#### Instruction
Spot every line with the word "ПРЕДЫДУЩИМ" and return it.

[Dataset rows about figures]
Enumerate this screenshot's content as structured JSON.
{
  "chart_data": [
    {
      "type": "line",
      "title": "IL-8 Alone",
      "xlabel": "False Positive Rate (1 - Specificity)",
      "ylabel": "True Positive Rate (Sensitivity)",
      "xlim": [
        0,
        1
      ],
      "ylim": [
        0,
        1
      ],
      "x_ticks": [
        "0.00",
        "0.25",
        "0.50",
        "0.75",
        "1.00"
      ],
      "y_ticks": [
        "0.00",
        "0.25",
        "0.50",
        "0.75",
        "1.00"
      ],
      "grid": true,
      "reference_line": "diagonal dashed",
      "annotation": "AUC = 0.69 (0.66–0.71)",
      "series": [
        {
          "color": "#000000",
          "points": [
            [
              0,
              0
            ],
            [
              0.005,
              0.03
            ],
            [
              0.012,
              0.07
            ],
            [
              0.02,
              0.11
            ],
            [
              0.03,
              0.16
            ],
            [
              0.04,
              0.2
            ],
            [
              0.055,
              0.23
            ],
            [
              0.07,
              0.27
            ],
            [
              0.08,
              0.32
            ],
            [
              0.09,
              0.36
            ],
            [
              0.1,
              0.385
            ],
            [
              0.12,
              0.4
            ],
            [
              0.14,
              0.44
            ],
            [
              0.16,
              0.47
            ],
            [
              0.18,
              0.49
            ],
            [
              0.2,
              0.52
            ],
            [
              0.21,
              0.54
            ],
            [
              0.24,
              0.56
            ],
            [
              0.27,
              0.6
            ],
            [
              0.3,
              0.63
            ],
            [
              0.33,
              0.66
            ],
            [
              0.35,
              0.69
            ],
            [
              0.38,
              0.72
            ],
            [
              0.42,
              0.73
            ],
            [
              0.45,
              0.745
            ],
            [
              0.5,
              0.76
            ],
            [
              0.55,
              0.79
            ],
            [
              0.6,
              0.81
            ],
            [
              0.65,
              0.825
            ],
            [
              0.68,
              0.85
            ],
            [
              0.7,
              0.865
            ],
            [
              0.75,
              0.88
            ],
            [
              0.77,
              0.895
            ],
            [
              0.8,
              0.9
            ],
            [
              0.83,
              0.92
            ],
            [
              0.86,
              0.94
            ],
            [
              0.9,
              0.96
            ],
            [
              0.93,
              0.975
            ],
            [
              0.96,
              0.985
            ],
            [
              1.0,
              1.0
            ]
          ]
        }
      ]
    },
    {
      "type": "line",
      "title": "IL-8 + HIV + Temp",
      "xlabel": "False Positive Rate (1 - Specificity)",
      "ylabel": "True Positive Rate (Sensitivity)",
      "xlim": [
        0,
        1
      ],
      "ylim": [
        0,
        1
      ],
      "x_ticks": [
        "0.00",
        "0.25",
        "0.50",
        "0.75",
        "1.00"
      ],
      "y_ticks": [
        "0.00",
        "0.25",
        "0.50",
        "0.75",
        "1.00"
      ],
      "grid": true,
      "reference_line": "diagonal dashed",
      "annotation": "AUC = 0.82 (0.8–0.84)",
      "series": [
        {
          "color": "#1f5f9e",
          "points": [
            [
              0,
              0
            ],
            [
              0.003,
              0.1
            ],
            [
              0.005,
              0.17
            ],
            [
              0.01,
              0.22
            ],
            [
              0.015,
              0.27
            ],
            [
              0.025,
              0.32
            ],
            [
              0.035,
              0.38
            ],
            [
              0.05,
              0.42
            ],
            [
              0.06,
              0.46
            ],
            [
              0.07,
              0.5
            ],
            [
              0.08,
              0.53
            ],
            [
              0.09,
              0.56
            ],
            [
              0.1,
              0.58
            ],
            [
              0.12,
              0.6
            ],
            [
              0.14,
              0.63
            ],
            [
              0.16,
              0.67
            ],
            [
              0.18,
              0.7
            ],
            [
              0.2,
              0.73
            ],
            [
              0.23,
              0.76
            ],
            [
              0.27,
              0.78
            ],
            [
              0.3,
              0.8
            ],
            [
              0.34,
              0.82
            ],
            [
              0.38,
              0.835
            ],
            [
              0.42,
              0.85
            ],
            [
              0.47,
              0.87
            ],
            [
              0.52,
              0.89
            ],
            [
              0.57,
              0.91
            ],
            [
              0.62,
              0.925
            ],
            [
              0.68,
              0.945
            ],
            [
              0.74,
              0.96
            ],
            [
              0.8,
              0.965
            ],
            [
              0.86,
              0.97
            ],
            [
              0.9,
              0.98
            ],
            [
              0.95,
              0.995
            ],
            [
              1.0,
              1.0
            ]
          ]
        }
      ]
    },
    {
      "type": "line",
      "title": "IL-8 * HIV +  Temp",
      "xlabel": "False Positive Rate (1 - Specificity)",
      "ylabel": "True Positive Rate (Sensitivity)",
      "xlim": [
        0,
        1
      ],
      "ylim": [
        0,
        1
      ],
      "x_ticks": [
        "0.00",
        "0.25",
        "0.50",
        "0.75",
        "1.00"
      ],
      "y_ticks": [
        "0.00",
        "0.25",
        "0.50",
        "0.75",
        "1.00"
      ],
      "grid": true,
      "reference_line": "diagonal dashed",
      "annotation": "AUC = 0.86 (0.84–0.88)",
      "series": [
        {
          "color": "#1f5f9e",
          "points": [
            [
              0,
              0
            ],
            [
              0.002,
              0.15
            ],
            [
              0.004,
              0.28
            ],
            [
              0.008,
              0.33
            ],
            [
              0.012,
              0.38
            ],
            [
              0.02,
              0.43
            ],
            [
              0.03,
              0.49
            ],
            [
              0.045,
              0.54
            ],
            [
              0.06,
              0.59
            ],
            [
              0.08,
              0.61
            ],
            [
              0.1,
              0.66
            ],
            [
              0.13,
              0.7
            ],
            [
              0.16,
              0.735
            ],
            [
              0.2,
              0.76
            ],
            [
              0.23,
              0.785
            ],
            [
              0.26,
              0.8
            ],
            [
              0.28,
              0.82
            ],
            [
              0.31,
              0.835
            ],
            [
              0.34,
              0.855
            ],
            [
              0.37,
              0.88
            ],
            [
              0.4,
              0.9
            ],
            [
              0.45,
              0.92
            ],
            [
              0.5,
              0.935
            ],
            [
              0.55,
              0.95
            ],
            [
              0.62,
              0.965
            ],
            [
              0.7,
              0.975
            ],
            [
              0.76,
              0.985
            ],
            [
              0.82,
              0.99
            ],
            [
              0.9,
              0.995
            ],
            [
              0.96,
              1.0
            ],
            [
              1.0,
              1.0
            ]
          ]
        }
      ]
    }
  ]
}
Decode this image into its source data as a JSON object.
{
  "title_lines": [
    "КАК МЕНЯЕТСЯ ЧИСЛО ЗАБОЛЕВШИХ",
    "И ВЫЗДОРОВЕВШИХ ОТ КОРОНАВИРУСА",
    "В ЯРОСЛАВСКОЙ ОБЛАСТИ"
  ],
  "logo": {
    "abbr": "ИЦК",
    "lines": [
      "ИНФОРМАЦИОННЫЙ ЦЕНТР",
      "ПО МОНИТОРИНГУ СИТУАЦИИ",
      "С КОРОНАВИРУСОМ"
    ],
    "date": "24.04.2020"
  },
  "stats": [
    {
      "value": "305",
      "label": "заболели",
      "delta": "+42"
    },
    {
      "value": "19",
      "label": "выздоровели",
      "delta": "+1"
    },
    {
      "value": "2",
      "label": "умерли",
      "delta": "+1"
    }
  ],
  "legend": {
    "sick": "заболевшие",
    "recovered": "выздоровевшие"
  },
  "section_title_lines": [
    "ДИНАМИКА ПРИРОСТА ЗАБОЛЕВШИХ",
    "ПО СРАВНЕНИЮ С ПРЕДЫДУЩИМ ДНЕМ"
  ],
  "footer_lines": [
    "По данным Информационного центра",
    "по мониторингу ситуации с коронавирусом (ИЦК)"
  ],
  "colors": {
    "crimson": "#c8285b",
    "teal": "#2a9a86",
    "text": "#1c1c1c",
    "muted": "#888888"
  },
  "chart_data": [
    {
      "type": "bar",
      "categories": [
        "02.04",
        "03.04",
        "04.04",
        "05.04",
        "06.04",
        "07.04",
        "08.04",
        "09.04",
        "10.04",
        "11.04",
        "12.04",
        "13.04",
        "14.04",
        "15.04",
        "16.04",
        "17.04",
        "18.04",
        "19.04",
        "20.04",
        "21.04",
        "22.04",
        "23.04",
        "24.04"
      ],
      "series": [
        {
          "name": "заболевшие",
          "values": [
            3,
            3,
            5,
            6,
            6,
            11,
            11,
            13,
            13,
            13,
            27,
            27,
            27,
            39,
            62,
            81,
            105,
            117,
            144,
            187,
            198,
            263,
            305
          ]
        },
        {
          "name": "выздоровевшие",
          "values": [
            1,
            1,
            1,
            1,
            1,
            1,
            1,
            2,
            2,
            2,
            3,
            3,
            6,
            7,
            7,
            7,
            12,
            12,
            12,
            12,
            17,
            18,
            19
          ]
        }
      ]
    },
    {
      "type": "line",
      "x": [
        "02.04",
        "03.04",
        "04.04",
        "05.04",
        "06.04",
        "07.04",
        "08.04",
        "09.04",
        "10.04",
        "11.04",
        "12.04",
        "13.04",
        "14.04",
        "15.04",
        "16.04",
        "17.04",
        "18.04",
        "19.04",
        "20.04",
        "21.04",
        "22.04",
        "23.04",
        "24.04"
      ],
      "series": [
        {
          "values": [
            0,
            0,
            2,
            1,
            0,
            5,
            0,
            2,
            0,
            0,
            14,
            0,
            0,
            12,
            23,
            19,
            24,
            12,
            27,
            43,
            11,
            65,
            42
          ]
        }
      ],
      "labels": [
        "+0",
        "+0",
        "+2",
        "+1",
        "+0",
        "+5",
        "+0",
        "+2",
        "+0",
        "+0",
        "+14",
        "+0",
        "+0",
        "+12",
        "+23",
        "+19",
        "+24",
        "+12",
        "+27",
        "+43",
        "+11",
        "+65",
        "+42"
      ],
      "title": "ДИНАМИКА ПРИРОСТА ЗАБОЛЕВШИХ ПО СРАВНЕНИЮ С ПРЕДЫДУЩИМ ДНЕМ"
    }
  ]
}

#### The result
    "ПО СРАВНЕНИЮ С ПРЕДЫДУЩИМ ДНЕМ"
      "title": "ДИНАМИКА ПРИРОСТА ЗАБОЛЕВШИХ ПО СРАВНЕНИЮ С ПРЕДЫДУЩИМ ДНЕМ"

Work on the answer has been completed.